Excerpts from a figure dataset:
══════

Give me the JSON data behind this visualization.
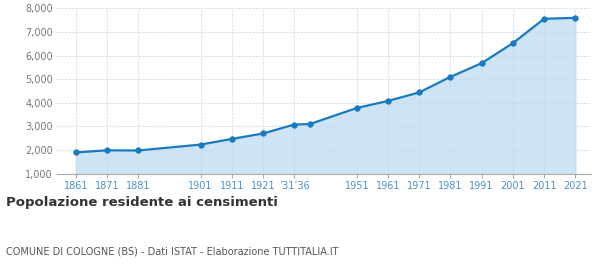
{
  "years": [
    1861,
    1871,
    1881,
    1901,
    1911,
    1921,
    1931,
    1936,
    1951,
    1961,
    1971,
    1981,
    1991,
    2001,
    2011,
    2021
  ],
  "population": [
    1897,
    1986,
    1980,
    2230,
    2470,
    2700,
    3080,
    3100,
    3780,
    4080,
    4440,
    5100,
    5680,
    6530,
    7560,
    7600
  ],
  "line_color": "#1a7abf",
  "fill_color": "#cce4f5",
  "marker_color": "#1a7abf",
  "background_color": "#ffffff",
  "grid_color": "#c8d8e8",
  "ylim": [
    1000,
    8000
  ],
  "yticks": [
    1000,
    2000,
    3000,
    4000,
    5000,
    6000,
    7000,
    8000
  ],
  "xlim_min": 1855,
  "xlim_max": 2026,
  "title": "Popolazione residente ai censimenti",
  "subtitle": "COMUNE DI COLOGNE (BS) - Dati ISTAT - Elaborazione TUTTITALIA.IT",
  "title_color": "#333333",
  "subtitle_color": "#555555",
  "tick_label_color": "#4a90c8",
  "ytick_label_color": "#777777",
  "x_tick_positions": [
    1861,
    1871,
    1881,
    1901,
    1911,
    1921,
    1931,
    1951,
    1961,
    1971,
    1981,
    1991,
    2001,
    2011,
    2021
  ],
  "x_tick_labels": [
    "1861",
    "1871",
    "1881",
    "1901",
    "1911",
    "1921",
    "’31’36",
    "1951",
    "1961",
    "1971",
    "1981",
    "1991",
    "2001",
    "2011",
    "2021"
  ]
}
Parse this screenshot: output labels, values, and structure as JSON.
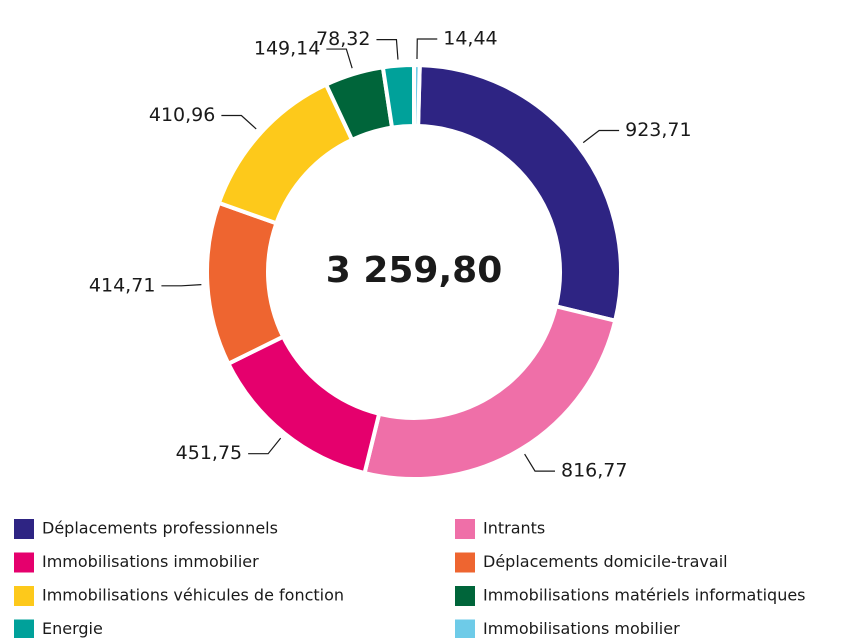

══════

**What needs to be done**
Except for the pictures, print the data above exactly.

**Solved exercise**
Give me the JSON data behind this visualization.
{
  "years": [
    1861,
    1871,
    1881,
    1901,
    1911,
    1921,
    1931,
    1936,
    1951,
    1961,
    1971,
    1981,
    1991,
    2001,
    2011,
    2021
  ],
  "population": [
    1897,
    1986,
    1980,
    2230,
    2470,
    2700,
    3080,
    3100,
    3780,
    4080,
    4440,
    5100,
    5680,
    6530,
    7560,
    7600
  ],
  "line_color": "#1a7abf",
  "fill_color": "#cce4f5",
  "marker_color": "#1a7abf",
  "background_color": "#ffffff",
  "grid_color": "#c8d8e8",
  "ylim": [
    1000,
    8000
  ],
  "yticks": [
    1000,
    2000,
    3000,
    4000,
    5000,
    6000,
    7000,
    8000
  ],
  "xlim_min": 1855,
  "xlim_max": 2026,
  "title": "Popolazione residente ai censimenti",
  "subtitle": "COMUNE DI COLOGNE (BS) - Dati ISTAT - Elaborazione TUTTITALIA.IT",
  "title_color": "#333333",
  "subtitle_color": "#555555",
  "tick_label_color": "#4a90c8",
  "ytick_label_color": "#777777",
  "x_tick_positions": [
    1861,
    1871,
    1881,
    1901,
    1911,
    1921,
    1931,
    1951,
    1961,
    1971,
    1981,
    1991,
    2001,
    2011,
    2021
  ],
  "x_tick_labels": [
    "1861",
    "1871",
    "1881",
    "1901",
    "1911",
    "1921",
    "’31’36",
    "1951",
    "1961",
    "1971",
    "1981",
    "1991",
    "2001",
    "2011",
    "2021"
  ]
}
Parse this screenshot: output labels, values, and structure as JSON.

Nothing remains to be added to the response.